- [Requirements]: Locate the lines that hold the string "枸杞及枸杞制品". Copy every such line.

***

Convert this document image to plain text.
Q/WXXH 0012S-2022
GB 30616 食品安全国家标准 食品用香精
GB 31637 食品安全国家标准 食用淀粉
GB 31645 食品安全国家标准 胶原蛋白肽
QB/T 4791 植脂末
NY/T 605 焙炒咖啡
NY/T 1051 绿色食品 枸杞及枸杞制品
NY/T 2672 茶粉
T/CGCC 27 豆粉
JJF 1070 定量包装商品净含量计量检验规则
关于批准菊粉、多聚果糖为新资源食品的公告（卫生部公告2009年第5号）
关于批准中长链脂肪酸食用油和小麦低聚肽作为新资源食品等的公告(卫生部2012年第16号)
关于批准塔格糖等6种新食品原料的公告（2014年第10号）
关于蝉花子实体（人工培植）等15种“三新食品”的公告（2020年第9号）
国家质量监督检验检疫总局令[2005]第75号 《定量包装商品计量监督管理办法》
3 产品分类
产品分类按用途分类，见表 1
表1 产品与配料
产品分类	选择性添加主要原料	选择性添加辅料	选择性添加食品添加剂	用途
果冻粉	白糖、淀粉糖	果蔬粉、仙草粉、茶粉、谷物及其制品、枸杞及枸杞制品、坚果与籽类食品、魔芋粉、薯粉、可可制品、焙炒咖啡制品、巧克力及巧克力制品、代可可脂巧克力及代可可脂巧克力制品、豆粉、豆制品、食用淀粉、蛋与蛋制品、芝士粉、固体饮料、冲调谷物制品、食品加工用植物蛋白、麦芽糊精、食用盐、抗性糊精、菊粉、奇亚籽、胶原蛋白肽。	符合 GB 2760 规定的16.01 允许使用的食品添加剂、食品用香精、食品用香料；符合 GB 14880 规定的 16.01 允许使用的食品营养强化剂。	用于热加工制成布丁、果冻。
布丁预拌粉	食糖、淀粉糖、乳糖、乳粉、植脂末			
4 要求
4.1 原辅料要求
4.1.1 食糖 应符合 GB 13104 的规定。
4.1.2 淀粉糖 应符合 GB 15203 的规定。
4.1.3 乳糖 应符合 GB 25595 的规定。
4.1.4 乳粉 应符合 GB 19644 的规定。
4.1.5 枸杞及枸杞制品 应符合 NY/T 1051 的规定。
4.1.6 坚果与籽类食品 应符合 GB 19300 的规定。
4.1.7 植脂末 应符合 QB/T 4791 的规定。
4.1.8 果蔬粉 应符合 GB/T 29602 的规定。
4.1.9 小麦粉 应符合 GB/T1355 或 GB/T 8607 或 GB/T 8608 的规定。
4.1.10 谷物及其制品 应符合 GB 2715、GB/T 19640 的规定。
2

***

- [Solution below]:
NY/T 1051 绿色食品 枸杞及枸杞制品
果冻粉	白糖、淀粉糖	果蔬粉、仙草粉、茶粉、谷物及其制品、枸杞及枸杞制品、坚果与籽类食品、魔芋粉、薯粉、可可制品、焙炒咖啡制品、巧克力及巧克力制品、代可可脂巧克力及代可可脂巧克力制品、豆粉、豆制品、食用淀粉、蛋与蛋制品、芝士粉、固体饮料、冲调谷物制品、食品加工用植物蛋白、麦芽糊精、食用盐、抗性糊精、菊粉、奇亚籽、胶原蛋白肽。	符合 GB 2760 规定的16.01 允许使用的食品添加剂、食品用香精、食品用香料；符合 GB 14880 规定的 16.01 允许使用的食品营养强化剂。	用于热加工制成布丁、果冻。
4.1.5 枸杞及枸杞制品 应符合 NY/T 1051 的规定。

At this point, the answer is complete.